**OBJECTIVE**
Write out, word for word, everything in the entries below from the very first line down to the line that contains "row-type: 머니 [126, 1829, 158, 1909]", including that line.

[Stored items]
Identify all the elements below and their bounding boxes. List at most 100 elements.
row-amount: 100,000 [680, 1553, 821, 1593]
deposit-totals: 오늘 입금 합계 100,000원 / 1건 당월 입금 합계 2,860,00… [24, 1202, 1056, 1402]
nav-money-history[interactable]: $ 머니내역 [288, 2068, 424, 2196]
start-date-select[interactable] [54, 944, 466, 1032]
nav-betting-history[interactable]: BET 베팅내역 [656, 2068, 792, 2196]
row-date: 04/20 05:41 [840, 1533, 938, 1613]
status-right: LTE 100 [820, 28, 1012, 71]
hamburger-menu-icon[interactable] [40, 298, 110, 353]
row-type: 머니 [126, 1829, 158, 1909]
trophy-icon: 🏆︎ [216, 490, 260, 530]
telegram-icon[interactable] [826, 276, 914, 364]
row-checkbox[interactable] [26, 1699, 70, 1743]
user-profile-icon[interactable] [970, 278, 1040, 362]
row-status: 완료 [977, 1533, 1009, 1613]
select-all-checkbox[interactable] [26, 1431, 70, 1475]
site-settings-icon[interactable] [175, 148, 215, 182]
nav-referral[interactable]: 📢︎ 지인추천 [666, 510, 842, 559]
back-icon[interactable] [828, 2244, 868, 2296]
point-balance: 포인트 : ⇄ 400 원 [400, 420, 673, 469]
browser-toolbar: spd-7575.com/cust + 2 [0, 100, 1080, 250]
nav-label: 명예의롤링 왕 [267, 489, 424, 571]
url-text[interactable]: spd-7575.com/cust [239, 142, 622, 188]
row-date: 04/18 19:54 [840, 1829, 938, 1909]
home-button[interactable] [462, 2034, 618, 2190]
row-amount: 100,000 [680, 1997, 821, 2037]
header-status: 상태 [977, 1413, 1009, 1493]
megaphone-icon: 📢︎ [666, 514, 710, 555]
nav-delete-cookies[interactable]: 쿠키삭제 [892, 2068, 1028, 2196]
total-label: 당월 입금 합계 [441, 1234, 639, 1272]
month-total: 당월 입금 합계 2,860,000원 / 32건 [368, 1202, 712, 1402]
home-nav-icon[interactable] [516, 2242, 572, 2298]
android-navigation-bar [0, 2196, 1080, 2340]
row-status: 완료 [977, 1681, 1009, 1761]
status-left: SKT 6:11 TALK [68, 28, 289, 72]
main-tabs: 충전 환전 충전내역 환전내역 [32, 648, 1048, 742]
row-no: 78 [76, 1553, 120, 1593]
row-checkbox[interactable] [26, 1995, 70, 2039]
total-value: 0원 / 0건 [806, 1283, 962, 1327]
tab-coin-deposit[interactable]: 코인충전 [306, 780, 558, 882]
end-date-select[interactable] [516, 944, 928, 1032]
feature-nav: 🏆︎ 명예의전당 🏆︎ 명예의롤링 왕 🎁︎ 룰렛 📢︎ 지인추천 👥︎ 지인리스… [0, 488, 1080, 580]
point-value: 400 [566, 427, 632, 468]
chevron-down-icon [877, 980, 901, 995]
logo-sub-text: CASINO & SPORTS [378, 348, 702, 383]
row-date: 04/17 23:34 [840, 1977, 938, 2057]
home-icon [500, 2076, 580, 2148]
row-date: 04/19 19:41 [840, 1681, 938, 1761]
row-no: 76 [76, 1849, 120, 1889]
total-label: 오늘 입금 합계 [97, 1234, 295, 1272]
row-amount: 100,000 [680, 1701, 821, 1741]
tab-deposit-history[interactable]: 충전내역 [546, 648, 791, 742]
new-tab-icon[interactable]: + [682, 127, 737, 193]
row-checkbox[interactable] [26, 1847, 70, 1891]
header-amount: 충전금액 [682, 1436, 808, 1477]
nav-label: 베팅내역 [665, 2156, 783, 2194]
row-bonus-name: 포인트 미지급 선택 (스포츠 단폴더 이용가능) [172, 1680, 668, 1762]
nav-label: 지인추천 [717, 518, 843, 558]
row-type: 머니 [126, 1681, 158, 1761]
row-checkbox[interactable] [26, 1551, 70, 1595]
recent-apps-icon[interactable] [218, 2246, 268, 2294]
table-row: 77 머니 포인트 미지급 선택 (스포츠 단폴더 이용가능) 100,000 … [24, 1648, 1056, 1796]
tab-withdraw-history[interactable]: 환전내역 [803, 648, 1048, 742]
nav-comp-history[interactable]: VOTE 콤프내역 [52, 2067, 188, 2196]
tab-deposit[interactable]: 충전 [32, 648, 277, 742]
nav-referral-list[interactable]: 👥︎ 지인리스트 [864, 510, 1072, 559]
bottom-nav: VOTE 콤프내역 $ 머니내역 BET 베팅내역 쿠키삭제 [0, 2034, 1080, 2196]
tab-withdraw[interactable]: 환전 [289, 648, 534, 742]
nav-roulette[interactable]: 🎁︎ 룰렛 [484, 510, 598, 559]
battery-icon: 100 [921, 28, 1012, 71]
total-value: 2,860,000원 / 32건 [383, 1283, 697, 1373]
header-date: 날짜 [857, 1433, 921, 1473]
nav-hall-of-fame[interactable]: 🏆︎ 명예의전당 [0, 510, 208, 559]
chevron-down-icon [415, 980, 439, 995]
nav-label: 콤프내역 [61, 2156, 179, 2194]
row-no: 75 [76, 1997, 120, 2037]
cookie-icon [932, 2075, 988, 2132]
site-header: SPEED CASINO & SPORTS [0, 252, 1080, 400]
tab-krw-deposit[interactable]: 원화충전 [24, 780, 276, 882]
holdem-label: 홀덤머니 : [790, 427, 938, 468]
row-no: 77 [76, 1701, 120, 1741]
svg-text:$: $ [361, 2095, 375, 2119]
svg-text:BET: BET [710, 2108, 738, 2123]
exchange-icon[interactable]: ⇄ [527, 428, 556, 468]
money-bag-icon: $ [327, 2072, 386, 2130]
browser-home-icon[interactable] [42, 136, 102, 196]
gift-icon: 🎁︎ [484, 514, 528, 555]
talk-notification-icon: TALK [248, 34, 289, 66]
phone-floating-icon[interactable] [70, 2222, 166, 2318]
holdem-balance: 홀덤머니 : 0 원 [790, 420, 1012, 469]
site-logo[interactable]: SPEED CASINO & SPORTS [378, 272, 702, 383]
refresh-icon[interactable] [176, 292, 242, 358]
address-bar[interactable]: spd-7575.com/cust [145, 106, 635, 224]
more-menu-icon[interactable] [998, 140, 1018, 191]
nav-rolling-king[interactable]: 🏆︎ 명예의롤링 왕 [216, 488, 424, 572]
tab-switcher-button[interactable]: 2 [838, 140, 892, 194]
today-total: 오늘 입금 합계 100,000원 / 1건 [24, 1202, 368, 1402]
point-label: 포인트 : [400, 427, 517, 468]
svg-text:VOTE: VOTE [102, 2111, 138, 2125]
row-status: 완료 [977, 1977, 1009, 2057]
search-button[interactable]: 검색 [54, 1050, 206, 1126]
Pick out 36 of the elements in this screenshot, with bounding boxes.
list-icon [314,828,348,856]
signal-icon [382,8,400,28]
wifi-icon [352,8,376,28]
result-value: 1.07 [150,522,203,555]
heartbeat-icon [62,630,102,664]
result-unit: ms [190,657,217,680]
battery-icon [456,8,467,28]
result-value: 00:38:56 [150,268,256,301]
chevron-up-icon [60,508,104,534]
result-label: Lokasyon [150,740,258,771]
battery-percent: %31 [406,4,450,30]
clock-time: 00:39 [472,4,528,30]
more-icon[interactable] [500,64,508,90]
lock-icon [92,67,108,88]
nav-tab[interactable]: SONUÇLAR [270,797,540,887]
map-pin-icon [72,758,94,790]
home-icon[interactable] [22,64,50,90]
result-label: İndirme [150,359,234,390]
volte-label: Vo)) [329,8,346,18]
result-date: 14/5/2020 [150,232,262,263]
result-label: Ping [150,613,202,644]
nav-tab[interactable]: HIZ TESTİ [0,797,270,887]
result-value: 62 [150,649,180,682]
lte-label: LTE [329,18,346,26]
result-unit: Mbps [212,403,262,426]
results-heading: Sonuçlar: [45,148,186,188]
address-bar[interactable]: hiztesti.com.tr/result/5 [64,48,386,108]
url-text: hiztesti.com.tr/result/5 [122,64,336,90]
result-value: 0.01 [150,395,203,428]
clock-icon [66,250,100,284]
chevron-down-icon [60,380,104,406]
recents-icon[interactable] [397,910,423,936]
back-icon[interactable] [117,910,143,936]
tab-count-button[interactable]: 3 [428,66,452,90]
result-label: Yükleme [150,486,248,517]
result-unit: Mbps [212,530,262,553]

**RESULT BELOW**
Identify all the elements below and their bounding boxes. List at most 100 elements.
row-amount: 100,000 [680, 1553, 821, 1593]
deposit-totals: 오늘 입금 합계 100,000원 / 1건 당월 입금 합계 2,860,00… [24, 1202, 1056, 1402]
nav-money-history[interactable]: $ 머니내역 [288, 2068, 424, 2196]
start-date-select[interactable] [54, 944, 466, 1032]
nav-betting-history[interactable]: BET 베팅내역 [656, 2068, 792, 2196]
row-date: 04/20 05:41 [840, 1533, 938, 1613]
status-right: LTE 100 [820, 28, 1012, 71]
hamburger-menu-icon[interactable] [40, 298, 110, 353]
row-type: 머니 [126, 1829, 158, 1909]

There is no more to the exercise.